■ Given exercise
Below is a block of records: output all of them exactly and leave out the pictures.

■ Entries supplied
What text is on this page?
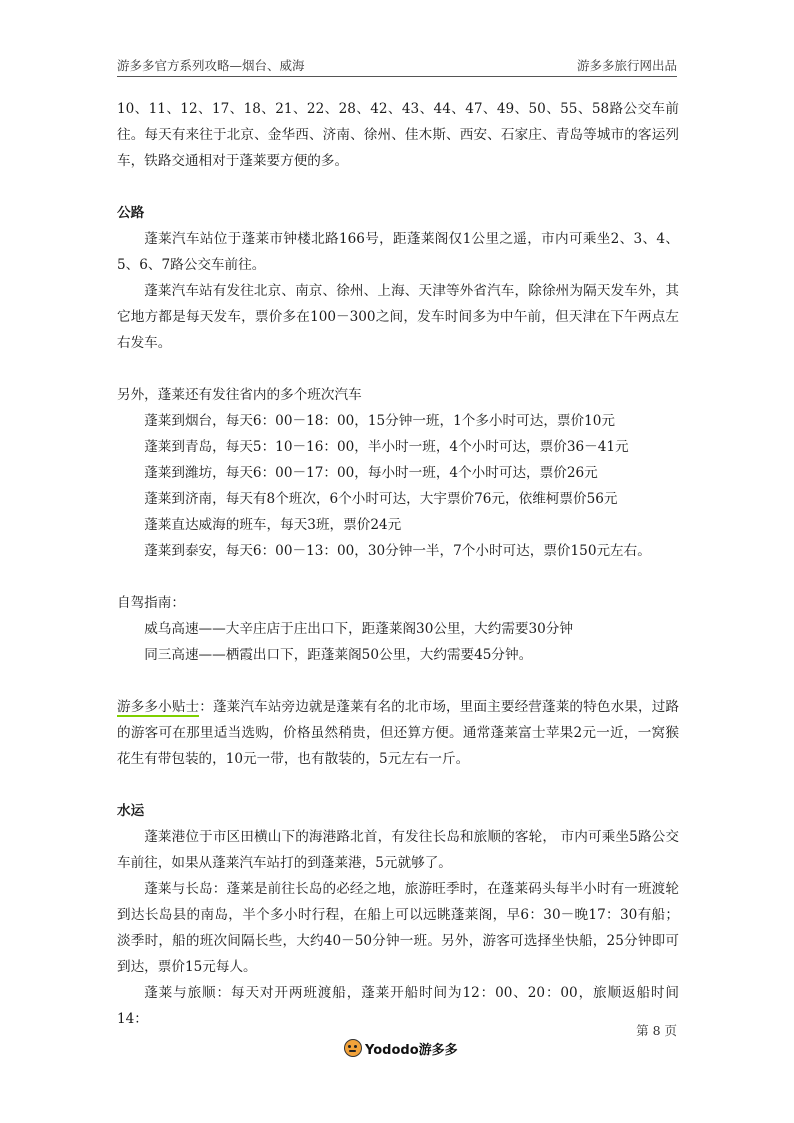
游多多官方系列攻略—烟台、威海	游多多旅行网出品

10、11、12、17、18、21、22、28、42、43、44、47、49、50、55、58路公交车前往。每天有来往于北京、金华西、济南、徐州、佳木斯、西安、石家庄、青岛等城市的客运列车，铁路交通相对于蓬莱要方便的多。

公路

蓬莱汽车站位于蓬莱市钟楼北路166号，距蓬莱阁仅1公里之遥，市内可乘坐2、3、4、5、6、7路公交车前往。

蓬莱汽车站有发往北京、南京、徐州、上海、天津等外省汽车，除徐州为隔天发车外，其它地方都是每天发车，票价多在100－300之间，发车时间多为中午前，但天津在下午两点左右发车。

另外，蓬莱还有发往省内的多个班次汽车

蓬莱到烟台，每天6：00－18：00，15分钟一班，1个多小时可达，票价10元

蓬莱到青岛，每天5：10－16：00，半小时一班，4个小时可达，票价36－41元

蓬莱到潍坊，每天6：00－17：00，每小时一班，4个小时可达，票价26元

蓬莱到济南，每天有8个班次，6个小时可达，大宇票价76元，依维柯票价56元

蓬莱直达威海的班车，每天3班，票价24元

蓬莱到泰安，每天6：00－13：00，30分钟一半，7个小时可达，票价150元左右。

自驾指南：

威乌高速——大辛庄店于庄出口下，距蓬莱阁30公里，大约需要30分钟

同三高速——栖霞出口下，距蓬莱阁50公里，大约需要45分钟。

游多多小贴士：蓬莱汽车站旁边就是蓬莱有名的北市场，里面主要经营蓬莱的特色水果，过路的游客可在那里适当选购，价格虽然稍贵，但还算方便。通常蓬莱富士苹果2元一近，一窝猴花生有带包装的，10元一带，也有散装的，5元左右一斤。

水运

蓬莱港位于市区田横山下的海港路北首，有发往长岛和旅顺的客轮， 市内可乘坐5路公交车前往，如果从蓬莱汽车站打的到蓬莱港，5元就够了。

蓬莱与长岛：蓬莱是前往长岛的必经之地，旅游旺季时，在蓬莱码头每半小时有一班渡轮到达长岛县的南岛，半个多小时行程，在船上可以远眺蓬莱阁，早6：30－晚17：30有船；淡季时，船的班次间隔长些，大约40－50分钟一班。另外，游客可选择坐快船，25分钟即可到达，票价15元每人。

蓬莱与旅顺：每天对开两班渡船，蓬莱开船时间为12：00、20：00，旅顺返船时间14：

第 8 页
Yododo游多多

■ Complete response
What text is on this page?
游多多官方系列攻略—烟台、威海	游多多旅行网出品

10、11、12、17、18、21、22、28、42、43、44、47、49、50、55、58路公交车前往。每天有来往于北京、金华西、济南、徐州、佳木斯、西安、石家庄、青岛等城市的客运列车，铁路交通相对于蓬莱要方便的多。

公路

蓬莱汽车站位于蓬莱市钟楼北路166号，距蓬莱阁仅1公里之遥，市内可乘坐2、3、4、5、6、7路公交车前往。

蓬莱汽车站有发往北京、南京、徐州、上海、天津等外省汽车，除徐州为隔天发车外，其它地方都是每天发车，票价多在100－300之间，发车时间多为中午前，但天津在下午两点左右发车。

另外，蓬莱还有发往省内的多个班次汽车

蓬莱到烟台，每天6：00－18：00，15分钟一班，1个多小时可达，票价10元

蓬莱到青岛，每天5：10－16：00，半小时一班，4个小时可达，票价36－41元

蓬莱到潍坊，每天6：00－17：00，每小时一班，4个小时可达，票价26元

蓬莱到济南，每天有8个班次，6个小时可达，大宇票价76元，依维柯票价56元

蓬莱直达威海的班车，每天3班，票价24元

蓬莱到泰安，每天6：00－13：00，30分钟一半，7个小时可达，票价150元左右。

自驾指南：

威乌高速——大辛庄店于庄出口下，距蓬莱阁30公里，大约需要30分钟

同三高速——栖霞出口下，距蓬莱阁50公里，大约需要45分钟。

游多多小贴士：蓬莱汽车站旁边就是蓬莱有名的北市场，里面主要经营蓬莱的特色水果，过路的游客可在那里适当选购，价格虽然稍贵，但还算方便。通常蓬莱富士苹果2元一近，一窝猴花生有带包装的，10元一带，也有散装的，5元左右一斤。

水运

蓬莱港位于市区田横山下的海港路北首，有发往长岛和旅顺的客轮， 市内可乘坐5路公交车前往，如果从蓬莱汽车站打的到蓬莱港，5元就够了。

蓬莱与长岛：蓬莱是前往长岛的必经之地，旅游旺季时，在蓬莱码头每半小时有一班渡轮到达长岛县的南岛，半个多小时行程，在船上可以远眺蓬莱阁，早6：30－晚17：30有船；淡季时，船的班次间隔长些，大约40－50分钟一班。另外，游客可选择坐快船，25分钟即可到达，票价15元每人。

蓬莱与旅顺：每天对开两班渡船，蓬莱开船时间为12：00、20：00，旅顺返船时间14：

第 8 页
Yododo游多多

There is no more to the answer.